-- BEGIN Material supplied --

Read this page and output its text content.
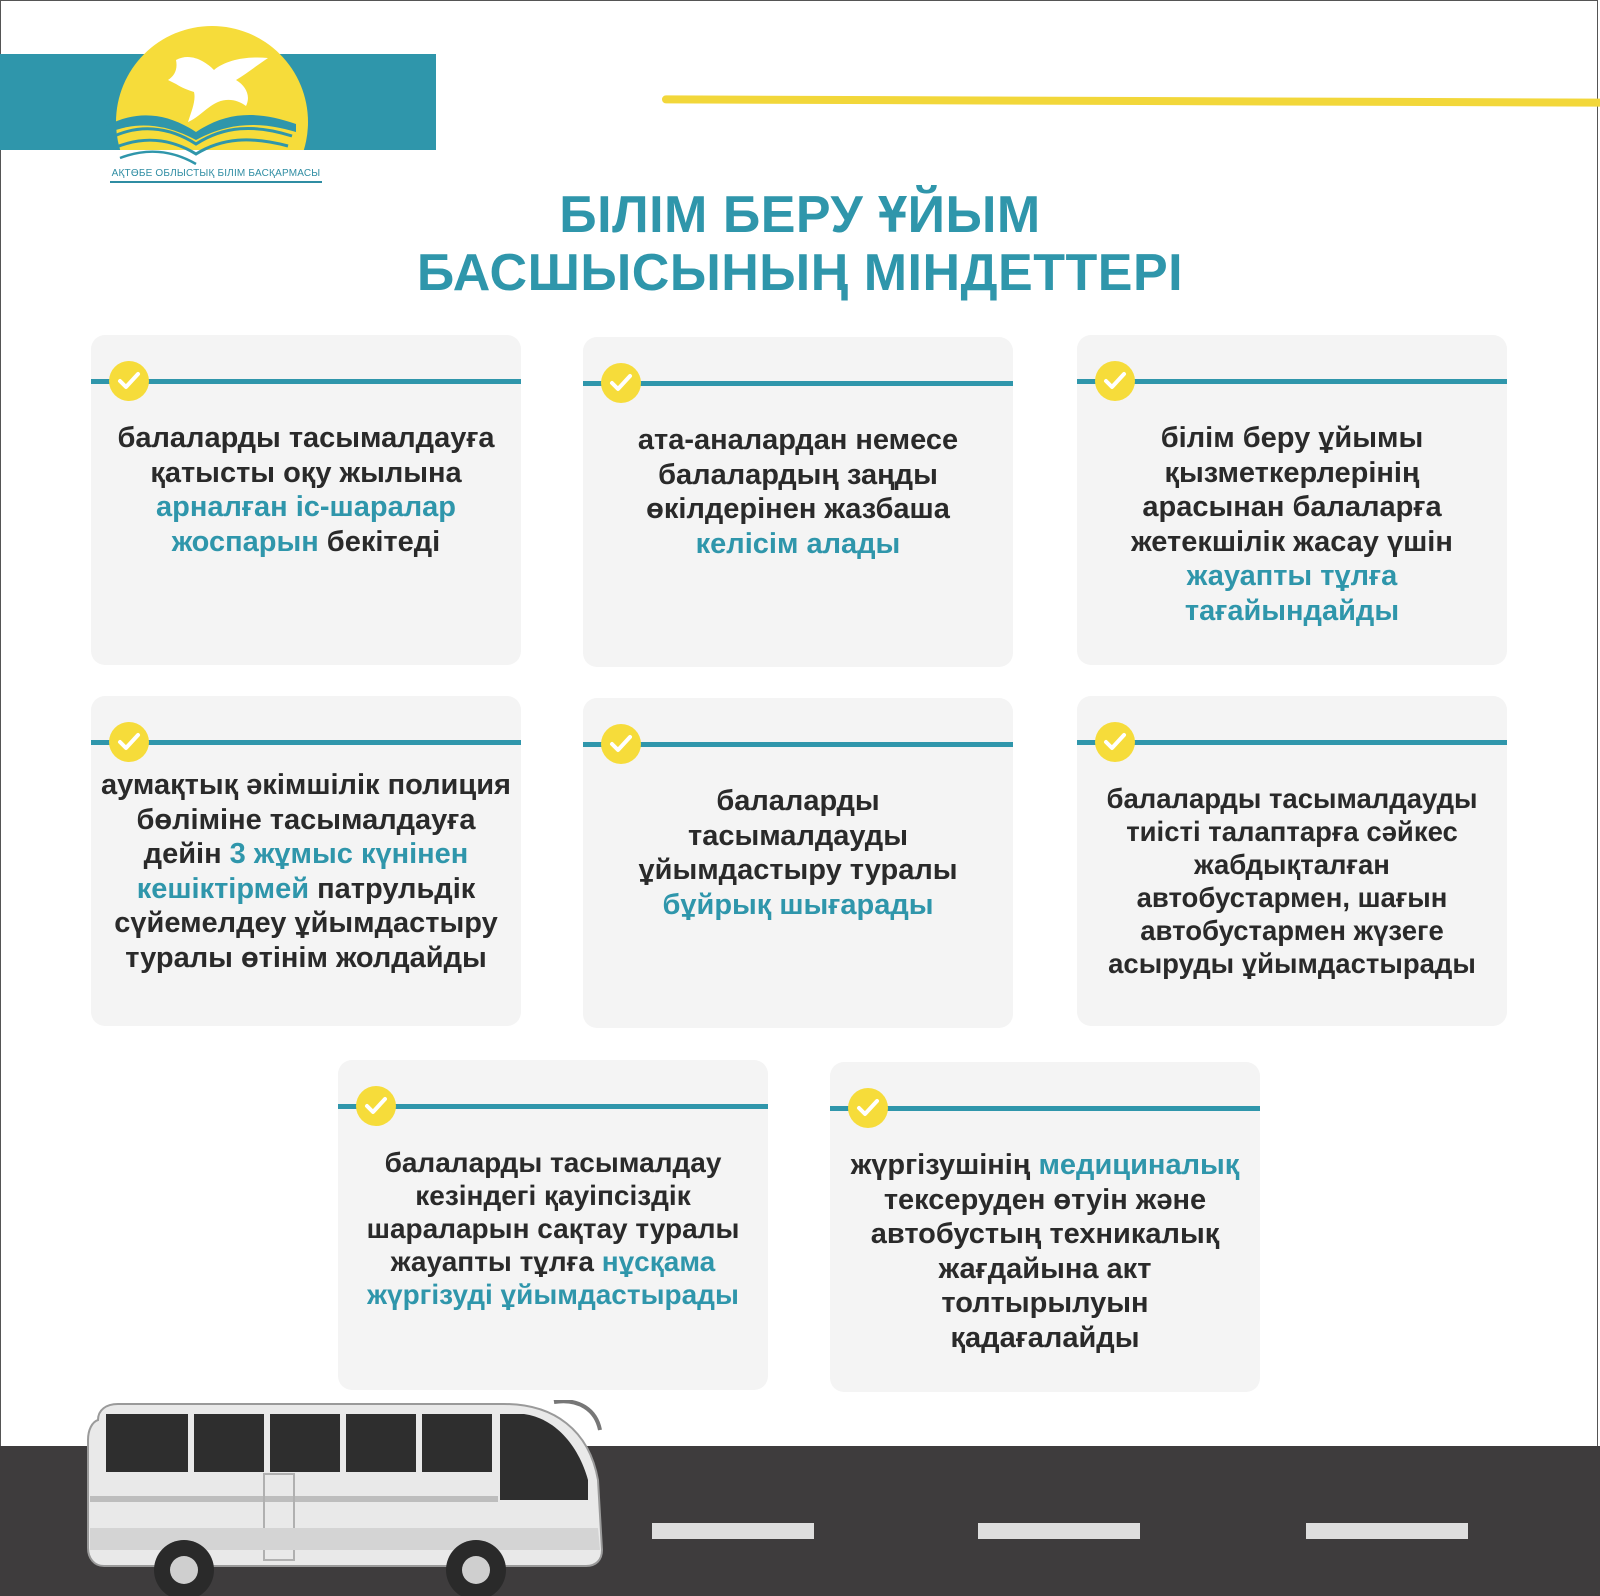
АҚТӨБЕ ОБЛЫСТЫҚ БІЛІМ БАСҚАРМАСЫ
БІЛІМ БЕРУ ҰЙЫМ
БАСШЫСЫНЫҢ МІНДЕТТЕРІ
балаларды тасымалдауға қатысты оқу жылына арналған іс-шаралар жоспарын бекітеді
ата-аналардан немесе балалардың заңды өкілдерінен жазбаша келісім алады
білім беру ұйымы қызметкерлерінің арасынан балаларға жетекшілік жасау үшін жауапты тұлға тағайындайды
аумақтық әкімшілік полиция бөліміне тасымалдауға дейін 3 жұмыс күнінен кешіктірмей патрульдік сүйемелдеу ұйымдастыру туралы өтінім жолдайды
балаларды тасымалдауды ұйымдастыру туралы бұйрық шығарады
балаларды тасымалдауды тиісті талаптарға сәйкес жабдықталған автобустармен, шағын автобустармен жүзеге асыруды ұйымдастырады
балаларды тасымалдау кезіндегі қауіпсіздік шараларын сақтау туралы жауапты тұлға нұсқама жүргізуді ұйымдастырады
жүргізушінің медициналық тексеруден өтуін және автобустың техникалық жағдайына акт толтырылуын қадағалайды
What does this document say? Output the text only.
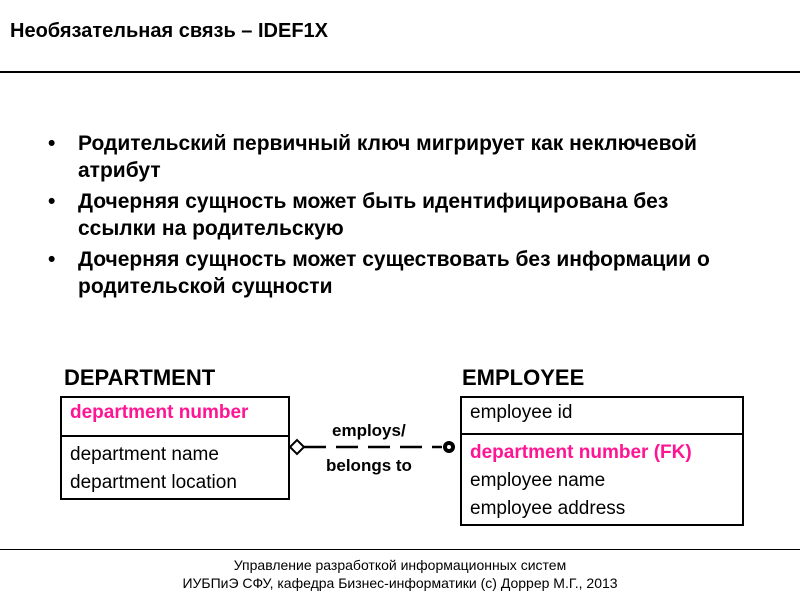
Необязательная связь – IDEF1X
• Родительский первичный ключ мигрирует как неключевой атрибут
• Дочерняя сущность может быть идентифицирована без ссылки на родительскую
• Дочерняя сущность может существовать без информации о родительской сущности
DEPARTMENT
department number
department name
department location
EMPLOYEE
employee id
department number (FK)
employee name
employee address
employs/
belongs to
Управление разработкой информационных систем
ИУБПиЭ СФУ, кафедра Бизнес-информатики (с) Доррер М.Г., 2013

-- END Material supplied --

Task details => The material above holds pictures; copy everything else in it exactly.

Exercise solution =>
Read this page and output its text content.
АҚТӨБЕ ОБЛЫСТЫҚ БІЛІМ БАСҚАРМАСЫ
БІЛІМ БЕРУ ҰЙЫМ
БАСШЫСЫНЫҢ МІНДЕТТЕРІ
балаларды тасымалдауға қатысты оқу жылына арналған іс-шаралар жоспарын бекітеді
ата-аналардан немесе балалардың заңды өкілдерінен жазбаша келісім алады
білім беру ұйымы қызметкерлерінің арасынан балаларға жетекшілік жасау үшін жауапты тұлға тағайындайды
аумақтық әкімшілік полиция бөліміне тасымалдауға дейін 3 жұмыс күнінен кешіктірмей патрульдік сүйемелдеу ұйымдастыру туралы өтінім жолдайды
балаларды тасымалдауды ұйымдастыру туралы бұйрық шығарады
балаларды тасымалдауды тиісті талаптарға сәйкес жабдықталған автобустармен, шағын автобустармен жүзеге асыруды ұйымдастырады
балаларды тасымалдау кезіндегі қауіпсіздік шараларын сақтау туралы жауапты тұлға нұсқама жүргізуді ұйымдастырады
жүргізушінің медициналық тексеруден өтуін және автобустың техникалық жағдайына акт толтырылуын қадағалайды
What does this document say? Output the text only.
Необязательная связь – IDEF1X
• Родительский первичный ключ мигрирует как неключевой атрибут
• Дочерняя сущность может быть идентифицирована без ссылки на родительскую
• Дочерняя сущность может существовать без информации о родительской сущности
DEPARTMENT
department number
department name
department location
EMPLOYEE
employee id
department number (FK)
employee name
employee address
employs/
belongs to
Управление разработкой информационных систем
ИУБПиЭ СФУ, кафедра Бизнес-информатики (с) Доррер М.Г., 2013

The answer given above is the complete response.